=== SUPPLIED MATERIAL ===

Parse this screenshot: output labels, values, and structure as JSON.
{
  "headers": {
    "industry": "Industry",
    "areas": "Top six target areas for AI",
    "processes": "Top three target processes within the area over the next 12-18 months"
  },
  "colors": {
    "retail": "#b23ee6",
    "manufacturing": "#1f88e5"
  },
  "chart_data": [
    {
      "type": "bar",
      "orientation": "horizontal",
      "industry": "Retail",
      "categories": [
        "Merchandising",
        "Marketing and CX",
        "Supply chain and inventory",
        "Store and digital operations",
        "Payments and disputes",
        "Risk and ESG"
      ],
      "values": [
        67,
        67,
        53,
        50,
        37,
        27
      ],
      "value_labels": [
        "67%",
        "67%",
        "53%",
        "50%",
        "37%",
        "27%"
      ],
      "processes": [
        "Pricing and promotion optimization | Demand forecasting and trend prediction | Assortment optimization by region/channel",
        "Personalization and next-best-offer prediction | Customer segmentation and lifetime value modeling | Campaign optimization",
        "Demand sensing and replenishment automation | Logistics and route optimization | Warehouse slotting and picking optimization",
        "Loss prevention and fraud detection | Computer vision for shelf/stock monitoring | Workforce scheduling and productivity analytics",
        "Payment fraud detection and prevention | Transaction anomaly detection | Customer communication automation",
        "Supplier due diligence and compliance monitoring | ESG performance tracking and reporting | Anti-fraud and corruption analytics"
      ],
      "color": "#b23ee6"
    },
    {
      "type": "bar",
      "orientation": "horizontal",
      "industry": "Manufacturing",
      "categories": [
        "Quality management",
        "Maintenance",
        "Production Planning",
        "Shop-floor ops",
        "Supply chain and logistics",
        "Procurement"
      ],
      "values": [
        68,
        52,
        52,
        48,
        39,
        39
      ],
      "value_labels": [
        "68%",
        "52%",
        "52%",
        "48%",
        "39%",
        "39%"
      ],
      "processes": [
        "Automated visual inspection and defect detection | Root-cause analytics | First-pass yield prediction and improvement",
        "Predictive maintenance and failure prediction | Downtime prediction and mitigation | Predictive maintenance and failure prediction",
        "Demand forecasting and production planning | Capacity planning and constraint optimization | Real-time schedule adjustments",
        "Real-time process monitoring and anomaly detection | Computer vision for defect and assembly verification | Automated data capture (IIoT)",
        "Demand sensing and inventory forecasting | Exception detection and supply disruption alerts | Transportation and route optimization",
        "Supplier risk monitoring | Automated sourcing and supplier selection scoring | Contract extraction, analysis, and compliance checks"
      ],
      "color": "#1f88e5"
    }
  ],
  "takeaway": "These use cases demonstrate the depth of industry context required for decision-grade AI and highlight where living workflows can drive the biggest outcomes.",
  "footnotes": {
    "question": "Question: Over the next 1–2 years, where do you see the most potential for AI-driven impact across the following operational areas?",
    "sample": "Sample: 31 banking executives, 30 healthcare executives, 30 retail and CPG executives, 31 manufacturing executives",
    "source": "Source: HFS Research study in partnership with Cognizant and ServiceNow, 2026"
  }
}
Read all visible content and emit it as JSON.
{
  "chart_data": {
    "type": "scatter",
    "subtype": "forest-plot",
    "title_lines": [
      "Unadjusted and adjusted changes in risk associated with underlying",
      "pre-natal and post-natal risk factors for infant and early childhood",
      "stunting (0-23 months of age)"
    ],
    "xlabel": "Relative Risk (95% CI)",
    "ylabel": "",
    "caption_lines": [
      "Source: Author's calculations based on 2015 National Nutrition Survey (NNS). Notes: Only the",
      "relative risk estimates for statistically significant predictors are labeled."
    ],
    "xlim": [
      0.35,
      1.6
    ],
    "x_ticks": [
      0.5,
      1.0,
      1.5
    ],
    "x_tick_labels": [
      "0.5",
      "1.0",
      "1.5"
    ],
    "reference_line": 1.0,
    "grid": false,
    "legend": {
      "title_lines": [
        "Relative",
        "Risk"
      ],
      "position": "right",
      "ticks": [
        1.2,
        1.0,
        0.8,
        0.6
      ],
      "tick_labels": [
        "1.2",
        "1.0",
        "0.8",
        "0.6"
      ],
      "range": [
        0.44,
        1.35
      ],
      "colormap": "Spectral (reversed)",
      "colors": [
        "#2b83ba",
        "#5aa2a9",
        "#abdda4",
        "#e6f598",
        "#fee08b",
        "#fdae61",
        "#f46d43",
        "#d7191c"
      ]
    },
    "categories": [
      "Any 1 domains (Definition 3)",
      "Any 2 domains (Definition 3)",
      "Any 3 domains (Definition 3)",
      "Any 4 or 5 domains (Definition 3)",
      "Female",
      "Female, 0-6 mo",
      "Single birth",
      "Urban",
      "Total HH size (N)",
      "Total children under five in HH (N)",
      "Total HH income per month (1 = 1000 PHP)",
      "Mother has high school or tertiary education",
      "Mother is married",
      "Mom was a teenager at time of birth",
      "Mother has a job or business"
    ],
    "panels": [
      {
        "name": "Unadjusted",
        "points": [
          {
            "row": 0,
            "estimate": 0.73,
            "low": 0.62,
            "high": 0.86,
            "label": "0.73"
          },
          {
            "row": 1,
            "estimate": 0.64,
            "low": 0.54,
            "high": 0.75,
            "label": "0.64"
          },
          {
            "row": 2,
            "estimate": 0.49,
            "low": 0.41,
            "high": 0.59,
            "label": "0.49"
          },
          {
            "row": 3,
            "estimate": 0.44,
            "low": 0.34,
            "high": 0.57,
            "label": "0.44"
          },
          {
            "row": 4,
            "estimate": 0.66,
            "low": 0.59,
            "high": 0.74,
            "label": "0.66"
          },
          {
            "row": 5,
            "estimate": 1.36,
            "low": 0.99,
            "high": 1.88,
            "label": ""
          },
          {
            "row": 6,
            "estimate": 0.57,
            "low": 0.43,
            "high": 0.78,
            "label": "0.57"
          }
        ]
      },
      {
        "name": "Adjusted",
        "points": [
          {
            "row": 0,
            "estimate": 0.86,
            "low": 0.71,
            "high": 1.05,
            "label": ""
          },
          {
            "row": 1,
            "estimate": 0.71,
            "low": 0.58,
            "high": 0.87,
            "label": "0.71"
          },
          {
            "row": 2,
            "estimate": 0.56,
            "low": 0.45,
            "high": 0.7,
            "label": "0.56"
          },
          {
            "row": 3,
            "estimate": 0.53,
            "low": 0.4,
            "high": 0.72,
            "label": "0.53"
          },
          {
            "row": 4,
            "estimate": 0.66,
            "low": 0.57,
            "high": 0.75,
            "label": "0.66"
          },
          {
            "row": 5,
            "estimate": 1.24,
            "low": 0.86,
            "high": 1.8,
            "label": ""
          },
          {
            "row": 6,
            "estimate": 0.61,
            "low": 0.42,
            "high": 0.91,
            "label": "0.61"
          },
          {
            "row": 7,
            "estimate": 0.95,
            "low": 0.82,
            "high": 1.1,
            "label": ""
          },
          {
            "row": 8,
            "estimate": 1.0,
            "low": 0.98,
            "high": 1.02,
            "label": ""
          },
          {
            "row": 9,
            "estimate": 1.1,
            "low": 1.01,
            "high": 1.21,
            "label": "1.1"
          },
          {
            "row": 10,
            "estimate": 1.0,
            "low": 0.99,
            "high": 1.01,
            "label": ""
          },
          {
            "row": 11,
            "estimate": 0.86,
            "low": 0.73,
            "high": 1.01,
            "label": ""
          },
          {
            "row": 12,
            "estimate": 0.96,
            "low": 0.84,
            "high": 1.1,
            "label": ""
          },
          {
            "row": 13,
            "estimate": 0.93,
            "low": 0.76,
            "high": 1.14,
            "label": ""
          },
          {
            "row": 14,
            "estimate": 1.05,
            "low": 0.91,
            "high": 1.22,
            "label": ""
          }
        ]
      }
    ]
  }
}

===

## DO THIS
Print all of the data exactly as it was given.

## OUTPUT FOR THIS TASK
Parse this screenshot: output labels, values, and structure as JSON.
{
  "headers": {
    "industry": "Industry",
    "areas": "Top six target areas for AI",
    "processes": "Top three target processes within the area over the next 12-18 months"
  },
  "colors": {
    "retail": "#b23ee6",
    "manufacturing": "#1f88e5"
  },
  "chart_data": [
    {
      "type": "bar",
      "orientation": "horizontal",
      "industry": "Retail",
      "categories": [
        "Merchandising",
        "Marketing and CX",
        "Supply chain and inventory",
        "Store and digital operations",
        "Payments and disputes",
        "Risk and ESG"
      ],
      "values": [
        67,
        67,
        53,
        50,
        37,
        27
      ],
      "value_labels": [
        "67%",
        "67%",
        "53%",
        "50%",
        "37%",
        "27%"
      ],
      "processes": [
        "Pricing and promotion optimization | Demand forecasting and trend prediction | Assortment optimization by region/channel",
        "Personalization and next-best-offer prediction | Customer segmentation and lifetime value modeling | Campaign optimization",
        "Demand sensing and replenishment automation | Logistics and route optimization | Warehouse slotting and picking optimization",
        "Loss prevention and fraud detection | Computer vision for shelf/stock monitoring | Workforce scheduling and productivity analytics",
        "Payment fraud detection and prevention | Transaction anomaly detection | Customer communication automation",
        "Supplier due diligence and compliance monitoring | ESG performance tracking and reporting | Anti-fraud and corruption analytics"
      ],
      "color": "#b23ee6"
    },
    {
      "type": "bar",
      "orientation": "horizontal",
      "industry": "Manufacturing",
      "categories": [
        "Quality management",
        "Maintenance",
        "Production Planning",
        "Shop-floor ops",
        "Supply chain and logistics",
        "Procurement"
      ],
      "values": [
        68,
        52,
        52,
        48,
        39,
        39
      ],
      "value_labels": [
        "68%",
        "52%",
        "52%",
        "48%",
        "39%",
        "39%"
      ],
      "processes": [
        "Automated visual inspection and defect detection | Root-cause analytics | First-pass yield prediction and improvement",
        "Predictive maintenance and failure prediction | Downtime prediction and mitigation | Predictive maintenance and failure prediction",
        "Demand forecasting and production planning | Capacity planning and constraint optimization | Real-time schedule adjustments",
        "Real-time process monitoring and anomaly detection | Computer vision for defect and assembly verification | Automated data capture (IIoT)",
        "Demand sensing and inventory forecasting | Exception detection and supply disruption alerts | Transportation and route optimization",
        "Supplier risk monitoring | Automated sourcing and supplier selection scoring | Contract extraction, analysis, and compliance checks"
      ],
      "color": "#1f88e5"
    }
  ],
  "takeaway": "These use cases demonstrate the depth of industry context required for decision-grade AI and highlight where living workflows can drive the biggest outcomes.",
  "footnotes": {
    "question": "Question: Over the next 1–2 years, where do you see the most potential for AI-driven impact across the following operational areas?",
    "sample": "Sample: 31 banking executives, 30 healthcare executives, 30 retail and CPG executives, 31 manufacturing executives",
    "source": "Source: HFS Research study in partnership with Cognizant and ServiceNow, 2026"
  }
}
Read all visible content and emit it as JSON.
{
  "chart_data": {
    "type": "scatter",
    "subtype": "forest-plot",
    "title_lines": [
      "Unadjusted and adjusted changes in risk associated with underlying",
      "pre-natal and post-natal risk factors for infant and early childhood",
      "stunting (0-23 months of age)"
    ],
    "xlabel": "Relative Risk (95% CI)",
    "ylabel": "",
    "caption_lines": [
      "Source: Author's calculations based on 2015 National Nutrition Survey (NNS). Notes: Only the",
      "relative risk estimates for statistically significant predictors are labeled."
    ],
    "xlim": [
      0.35,
      1.6
    ],
    "x_ticks": [
      0.5,
      1.0,
      1.5
    ],
    "x_tick_labels": [
      "0.5",
      "1.0",
      "1.5"
    ],
    "reference_line": 1.0,
    "grid": false,
    "legend": {
      "title_lines": [
        "Relative",
        "Risk"
      ],
      "position": "right",
      "ticks": [
        1.2,
        1.0,
        0.8,
        0.6
      ],
      "tick_labels": [
        "1.2",
        "1.0",
        "0.8",
        "0.6"
      ],
      "range": [
        0.44,
        1.35
      ],
      "colormap": "Spectral (reversed)",
      "colors": [
        "#2b83ba",
        "#5aa2a9",
        "#abdda4",
        "#e6f598",
        "#fee08b",
        "#fdae61",
        "#f46d43",
        "#d7191c"
      ]
    },
    "categories": [
      "Any 1 domains (Definition 3)",
      "Any 2 domains (Definition 3)",
      "Any 3 domains (Definition 3)",
      "Any 4 or 5 domains (Definition 3)",
      "Female",
      "Female, 0-6 mo",
      "Single birth",
      "Urban",
      "Total HH size (N)",
      "Total children under five in HH (N)",
      "Total HH income per month (1 = 1000 PHP)",
      "Mother has high school or tertiary education",
      "Mother is married",
      "Mom was a teenager at time of birth",
      "Mother has a job or business"
    ],
    "panels": [
      {
        "name": "Unadjusted",
        "points": [
          {
            "row": 0,
            "estimate": 0.73,
            "low": 0.62,
            "high": 0.86,
            "label": "0.73"
          },
          {
            "row": 1,
            "estimate": 0.64,
            "low": 0.54,
            "high": 0.75,
            "label": "0.64"
          },
          {
            "row": 2,
            "estimate": 0.49,
            "low": 0.41,
            "high": 0.59,
            "label": "0.49"
          },
          {
            "row": 3,
            "estimate": 0.44,
            "low": 0.34,
            "high": 0.57,
            "label": "0.44"
          },
          {
            "row": 4,
            "estimate": 0.66,
            "low": 0.59,
            "high": 0.74,
            "label": "0.66"
          },
          {
            "row": 5,
            "estimate": 1.36,
            "low": 0.99,
            "high": 1.88,
            "label": ""
          },
          {
            "row": 6,
            "estimate": 0.57,
            "low": 0.43,
            "high": 0.78,
            "label": "0.57"
          }
        ]
      },
      {
        "name": "Adjusted",
        "points": [
          {
            "row": 0,
            "estimate": 0.86,
            "low": 0.71,
            "high": 1.05,
            "label": ""
          },
          {
            "row": 1,
            "estimate": 0.71,
            "low": 0.58,
            "high": 0.87,
            "label": "0.71"
          },
          {
            "row": 2,
            "estimate": 0.56,
            "low": 0.45,
            "high": 0.7,
            "label": "0.56"
          },
          {
            "row": 3,
            "estimate": 0.53,
            "low": 0.4,
            "high": 0.72,
            "label": "0.53"
          },
          {
            "row": 4,
            "estimate": 0.66,
            "low": 0.57,
            "high": 0.75,
            "label": "0.66"
          },
          {
            "row": 5,
            "estimate": 1.24,
            "low": 0.86,
            "high": 1.8,
            "label": ""
          },
          {
            "row": 6,
            "estimate": 0.61,
            "low": 0.42,
            "high": 0.91,
            "label": "0.61"
          },
          {
            "row": 7,
            "estimate": 0.95,
            "low": 0.82,
            "high": 1.1,
            "label": ""
          },
          {
            "row": 8,
            "estimate": 1.0,
            "low": 0.98,
            "high": 1.02,
            "label": ""
          },
          {
            "row": 9,
            "estimate": 1.1,
            "low": 1.01,
            "high": 1.21,
            "label": "1.1"
          },
          {
            "row": 10,
            "estimate": 1.0,
            "low": 0.99,
            "high": 1.01,
            "label": ""
          },
          {
            "row": 11,
            "estimate": 0.86,
            "low": 0.73,
            "high": 1.01,
            "label": ""
          },
          {
            "row": 12,
            "estimate": 0.96,
            "low": 0.84,
            "high": 1.1,
            "label": ""
          },
          {
            "row": 13,
            "estimate": 0.93,
            "low": 0.76,
            "high": 1.14,
            "label": ""
          },
          {
            "row": 14,
            "estimate": 1.05,
            "low": 0.91,
            "high": 1.22,
            "label": ""
          }
        ]
      }
    ]
  }
}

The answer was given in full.